Region annotation records

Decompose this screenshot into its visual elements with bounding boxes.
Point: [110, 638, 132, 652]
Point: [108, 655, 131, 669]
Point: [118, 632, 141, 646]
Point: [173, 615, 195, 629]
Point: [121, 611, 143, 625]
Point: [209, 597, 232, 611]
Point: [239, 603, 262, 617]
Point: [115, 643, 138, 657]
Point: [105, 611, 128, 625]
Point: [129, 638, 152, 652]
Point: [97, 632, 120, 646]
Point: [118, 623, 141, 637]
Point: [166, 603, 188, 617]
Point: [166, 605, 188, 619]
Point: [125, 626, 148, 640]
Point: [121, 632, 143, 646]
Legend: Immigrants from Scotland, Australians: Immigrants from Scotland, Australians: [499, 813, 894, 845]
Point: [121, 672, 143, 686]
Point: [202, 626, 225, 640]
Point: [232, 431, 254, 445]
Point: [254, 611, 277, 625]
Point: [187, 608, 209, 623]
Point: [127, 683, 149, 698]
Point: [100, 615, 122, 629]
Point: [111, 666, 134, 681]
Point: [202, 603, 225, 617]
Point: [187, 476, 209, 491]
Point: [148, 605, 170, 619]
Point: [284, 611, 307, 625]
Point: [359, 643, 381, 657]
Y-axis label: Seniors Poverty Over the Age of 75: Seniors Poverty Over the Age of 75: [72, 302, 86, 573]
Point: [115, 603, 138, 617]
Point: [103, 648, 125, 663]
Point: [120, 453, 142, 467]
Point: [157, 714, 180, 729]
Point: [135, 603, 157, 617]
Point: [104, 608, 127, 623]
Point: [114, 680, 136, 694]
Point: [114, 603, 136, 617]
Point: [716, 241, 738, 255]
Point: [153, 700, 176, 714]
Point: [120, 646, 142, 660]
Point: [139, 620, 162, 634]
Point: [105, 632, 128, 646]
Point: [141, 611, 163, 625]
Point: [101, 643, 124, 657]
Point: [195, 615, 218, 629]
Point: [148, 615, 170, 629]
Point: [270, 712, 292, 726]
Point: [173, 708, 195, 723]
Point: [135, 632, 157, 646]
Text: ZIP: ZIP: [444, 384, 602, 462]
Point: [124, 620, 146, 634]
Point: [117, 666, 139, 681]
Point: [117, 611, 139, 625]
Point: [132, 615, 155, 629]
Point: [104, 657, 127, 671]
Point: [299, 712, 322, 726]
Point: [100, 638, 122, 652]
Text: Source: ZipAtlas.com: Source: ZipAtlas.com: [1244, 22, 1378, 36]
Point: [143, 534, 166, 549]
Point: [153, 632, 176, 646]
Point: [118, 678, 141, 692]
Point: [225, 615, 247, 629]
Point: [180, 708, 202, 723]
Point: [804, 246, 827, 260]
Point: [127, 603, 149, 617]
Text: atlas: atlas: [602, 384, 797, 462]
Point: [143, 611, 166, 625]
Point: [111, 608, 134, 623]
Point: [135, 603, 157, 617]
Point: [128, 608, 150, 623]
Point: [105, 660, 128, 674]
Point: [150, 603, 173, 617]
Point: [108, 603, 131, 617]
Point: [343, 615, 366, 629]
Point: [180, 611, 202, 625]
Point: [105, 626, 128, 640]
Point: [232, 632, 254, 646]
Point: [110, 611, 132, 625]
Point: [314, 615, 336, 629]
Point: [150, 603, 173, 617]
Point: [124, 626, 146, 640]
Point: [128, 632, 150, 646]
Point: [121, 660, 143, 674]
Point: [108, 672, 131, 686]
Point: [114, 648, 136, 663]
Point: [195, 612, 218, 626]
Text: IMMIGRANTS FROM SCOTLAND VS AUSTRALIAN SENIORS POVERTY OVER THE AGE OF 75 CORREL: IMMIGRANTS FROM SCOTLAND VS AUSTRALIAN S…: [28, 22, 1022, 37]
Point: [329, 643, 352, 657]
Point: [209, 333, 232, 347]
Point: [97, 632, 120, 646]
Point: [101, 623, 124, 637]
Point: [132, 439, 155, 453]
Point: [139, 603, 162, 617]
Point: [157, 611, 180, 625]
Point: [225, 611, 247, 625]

■ **Exercise brief**: Return all of the entries above line for line, with no change to any line.

■ **Exercise answer**:
Decompose this screenshot into its visual elements with bounding boxes.
Point: [110, 638, 132, 652]
Point: [108, 655, 131, 669]
Point: [118, 632, 141, 646]
Point: [173, 615, 195, 629]
Point: [121, 611, 143, 625]
Point: [209, 597, 232, 611]
Point: [239, 603, 262, 617]
Point: [115, 643, 138, 657]
Point: [105, 611, 128, 625]
Point: [129, 638, 152, 652]
Point: [97, 632, 120, 646]
Point: [118, 623, 141, 637]
Point: [166, 603, 188, 617]
Point: [166, 605, 188, 619]
Point: [125, 626, 148, 640]
Point: [121, 632, 143, 646]
Legend: Immigrants from Scotland, Australians: Immigrants from Scotland, Australians: [499, 813, 894, 845]
Point: [121, 672, 143, 686]
Point: [202, 626, 225, 640]
Point: [232, 431, 254, 445]
Point: [254, 611, 277, 625]
Point: [187, 608, 209, 623]
Point: [127, 683, 149, 698]
Point: [100, 615, 122, 629]
Point: [111, 666, 134, 681]
Point: [202, 603, 225, 617]
Point: [187, 476, 209, 491]
Point: [148, 605, 170, 619]
Point: [284, 611, 307, 625]
Point: [359, 643, 381, 657]
Y-axis label: Seniors Poverty Over the Age of 75: Seniors Poverty Over the Age of 75: [72, 302, 86, 573]
Point: [115, 603, 138, 617]
Point: [103, 648, 125, 663]
Point: [120, 453, 142, 467]
Point: [157, 714, 180, 729]
Point: [135, 603, 157, 617]
Point: [104, 608, 127, 623]
Point: [114, 680, 136, 694]
Point: [114, 603, 136, 617]
Point: [716, 241, 738, 255]
Point: [153, 700, 176, 714]
Point: [120, 646, 142, 660]
Point: [139, 620, 162, 634]
Point: [105, 632, 128, 646]
Point: [141, 611, 163, 625]
Point: [101, 643, 124, 657]
Point: [195, 615, 218, 629]
Point: [148, 615, 170, 629]
Point: [270, 712, 292, 726]
Point: [173, 708, 195, 723]
Point: [135, 632, 157, 646]
Text: ZIP: ZIP: [444, 384, 602, 462]
Point: [124, 620, 146, 634]
Point: [117, 666, 139, 681]
Point: [117, 611, 139, 625]
Point: [132, 615, 155, 629]
Point: [104, 657, 127, 671]
Point: [299, 712, 322, 726]
Point: [100, 638, 122, 652]
Text: Source: ZipAtlas.com: Source: ZipAtlas.com: [1244, 22, 1378, 36]
Point: [143, 534, 166, 549]
Point: [153, 632, 176, 646]
Point: [118, 678, 141, 692]
Point: [225, 615, 247, 629]
Point: [180, 708, 202, 723]
Point: [804, 246, 827, 260]
Point: [127, 603, 149, 617]
Text: atlas: atlas: [602, 384, 797, 462]
Point: [143, 611, 166, 625]
Point: [111, 608, 134, 623]
Point: [135, 603, 157, 617]
Point: [128, 608, 150, 623]
Point: [105, 660, 128, 674]
Point: [150, 603, 173, 617]
Point: [108, 603, 131, 617]
Point: [343, 615, 366, 629]
Point: [180, 611, 202, 625]
Point: [105, 626, 128, 640]
Point: [232, 632, 254, 646]
Point: [110, 611, 132, 625]
Point: [314, 615, 336, 629]
Point: [150, 603, 173, 617]
Point: [124, 626, 146, 640]
Point: [128, 632, 150, 646]
Point: [121, 660, 143, 674]
Point: [108, 672, 131, 686]
Point: [114, 648, 136, 663]
Point: [195, 612, 218, 626]
Text: IMMIGRANTS FROM SCOTLAND VS AUSTRALIAN SENIORS POVERTY OVER THE AGE OF 75 CORREL: IMMIGRANTS FROM SCOTLAND VS AUSTRALIAN S…: [28, 22, 1022, 37]
Point: [329, 643, 352, 657]
Point: [209, 333, 232, 347]
Point: [97, 632, 120, 646]
Point: [101, 623, 124, 637]
Point: [132, 439, 155, 453]
Point: [139, 603, 162, 617]
Point: [157, 611, 180, 625]
Point: [225, 611, 247, 625]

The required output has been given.